News Release 29 November 2016
Today the Forest Policy Group has published a summary report of their recent conference highlighting the benefits of local control of forestry.
The landmark conference held in Birnam also showed that there is a huge appetite for such an approach, with over 100 in attendance from all over Scotland.
The sell-out event took place at a time when the future of forestry is under intense debate, with a Scottish Government consultation on the subject having just closed. In recent years, the industrial forestry sector has been very successful in advancing its agenda and highlighting the economic benefits of its approach to forestry.
However, little attention has been paid to the outcomes that arise from a smaller-scale, local approach, and this led to the idea for the conference, titled ‘Getting Value from Local Woods’ and organised by the Forest Policy Group.
Speakers representing small businesses as diverse as sawmills, nurseries, furniture makers and house builders highlighted the opportunities for local production, and the benefits arising.
These were agreed to include ‘sticky money’ – the idea that income remains and re-circulates in the community; greater job ‘intensity’ – ie more jobs generated per £ of economic activity; and strong relationships and collaboration between businesses.
Often local businesses – including community enterprises – were able to generate income and social benefits from woodlands that a mainstream industrial approach had failed.
And a variety of ownership models for woodlands, from individuals to community trusts to partnerships were shown to have a proven track record in acquiring and managing woodlands in ways that contribute greatly to local wellbeing.
One delegate noted that it was “so difficult to tie all these themes together, but the format worked brilliantly” whilst another simply described the event as “inspirational”.
As the debate on Scottish forestry continues, with both a draft Forestry Bill and a review of the Scottish Forestry Strategy expected in coming months, this was a timely and invaluable reminder that forestry is a ‘broad church’ and that the potential of a local approach has yet to be fully realised.
David Shepherd, Owner, Craggach Woods
“this was one of those conferences you know you’ll always remember – I was there when it happened, a significant change’
Gordon Gray Stephens, Convenor, Forest Policy Group
“We were able to gather together an impressive range of people, both on the platform and the floor, people who are getting things done to release value from Scotland’s woodlands. We need to make sure that Scottish Government also pays attention to this incredibly important part of our forestry sector”
- The Forest Policy Group (FPG) seeks to further the development of sustainable forestry in Scotland, by contributing informed inputs to the policy debate. Its membership is drawn from woodland organisations, forestry and land use professionals and timber users, who subscribe to a view of forestry in which:
- environmental and social issues are treated as core parts of forestry on an equal footing with economic interests; and
- diversity is actively fostered – diversity of tree species and woodland types, woodland tenure, management approaches, timber production and processing, and wider economic opportunities.
- FPG has produced a number of policy papers which are available from the Group’s website
- FPG received financial support towards the costs of running the conference from Forestry Commission Scotland (FCS) and Highlands & Islands Enterprise.

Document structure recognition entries
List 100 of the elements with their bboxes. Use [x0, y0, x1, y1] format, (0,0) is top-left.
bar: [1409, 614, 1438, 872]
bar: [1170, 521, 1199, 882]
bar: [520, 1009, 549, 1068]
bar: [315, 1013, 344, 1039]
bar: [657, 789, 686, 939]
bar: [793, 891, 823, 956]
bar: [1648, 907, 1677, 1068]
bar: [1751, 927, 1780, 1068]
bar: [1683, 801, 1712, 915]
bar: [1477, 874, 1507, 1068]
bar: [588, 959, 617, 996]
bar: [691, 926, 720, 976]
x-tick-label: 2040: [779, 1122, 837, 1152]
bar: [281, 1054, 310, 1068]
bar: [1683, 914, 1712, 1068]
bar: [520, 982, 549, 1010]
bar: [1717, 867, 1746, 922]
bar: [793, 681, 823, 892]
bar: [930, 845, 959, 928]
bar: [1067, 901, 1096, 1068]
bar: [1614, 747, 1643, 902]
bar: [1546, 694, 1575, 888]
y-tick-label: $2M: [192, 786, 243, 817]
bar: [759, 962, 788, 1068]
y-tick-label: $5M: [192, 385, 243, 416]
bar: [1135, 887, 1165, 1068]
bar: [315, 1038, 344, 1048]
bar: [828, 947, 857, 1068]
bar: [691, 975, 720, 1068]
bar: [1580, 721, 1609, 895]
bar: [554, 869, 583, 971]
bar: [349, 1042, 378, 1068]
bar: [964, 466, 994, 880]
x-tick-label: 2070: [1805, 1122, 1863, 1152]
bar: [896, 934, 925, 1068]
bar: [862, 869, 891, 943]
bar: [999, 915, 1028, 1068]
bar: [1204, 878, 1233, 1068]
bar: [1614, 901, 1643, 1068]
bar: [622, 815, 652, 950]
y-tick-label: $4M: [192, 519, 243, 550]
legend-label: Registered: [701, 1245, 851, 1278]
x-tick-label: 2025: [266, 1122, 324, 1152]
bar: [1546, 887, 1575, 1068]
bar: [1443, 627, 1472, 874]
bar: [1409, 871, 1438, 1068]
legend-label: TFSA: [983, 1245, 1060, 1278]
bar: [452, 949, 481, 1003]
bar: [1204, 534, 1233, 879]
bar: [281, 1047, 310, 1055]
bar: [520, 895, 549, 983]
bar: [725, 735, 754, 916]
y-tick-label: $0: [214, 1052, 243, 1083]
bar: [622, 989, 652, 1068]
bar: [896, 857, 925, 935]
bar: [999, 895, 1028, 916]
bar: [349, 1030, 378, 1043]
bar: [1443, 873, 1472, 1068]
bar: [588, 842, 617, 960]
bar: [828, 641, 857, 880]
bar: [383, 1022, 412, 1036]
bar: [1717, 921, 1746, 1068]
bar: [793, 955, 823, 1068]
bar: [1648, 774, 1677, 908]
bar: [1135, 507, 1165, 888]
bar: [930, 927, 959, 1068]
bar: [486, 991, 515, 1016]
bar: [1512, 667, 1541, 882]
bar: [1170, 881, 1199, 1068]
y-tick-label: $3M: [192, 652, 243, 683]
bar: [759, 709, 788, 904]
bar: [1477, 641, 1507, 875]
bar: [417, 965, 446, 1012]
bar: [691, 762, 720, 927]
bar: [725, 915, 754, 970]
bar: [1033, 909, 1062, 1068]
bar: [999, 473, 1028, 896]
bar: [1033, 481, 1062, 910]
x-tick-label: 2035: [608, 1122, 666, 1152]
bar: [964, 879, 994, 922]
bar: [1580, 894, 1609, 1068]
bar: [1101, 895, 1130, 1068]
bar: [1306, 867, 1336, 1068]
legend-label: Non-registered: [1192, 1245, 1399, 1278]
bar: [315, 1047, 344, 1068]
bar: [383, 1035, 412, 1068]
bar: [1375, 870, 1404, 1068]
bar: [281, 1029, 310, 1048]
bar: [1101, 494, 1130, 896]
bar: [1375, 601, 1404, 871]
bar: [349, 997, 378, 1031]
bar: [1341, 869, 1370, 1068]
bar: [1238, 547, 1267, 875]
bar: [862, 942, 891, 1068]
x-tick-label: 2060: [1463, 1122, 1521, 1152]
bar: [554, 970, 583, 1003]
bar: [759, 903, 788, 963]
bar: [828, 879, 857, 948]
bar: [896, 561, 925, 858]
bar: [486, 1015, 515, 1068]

> What is expected
According to the news release, what was the title of the conference organized by the Forest Policy Group?

> Result
Getting Value from Local Woods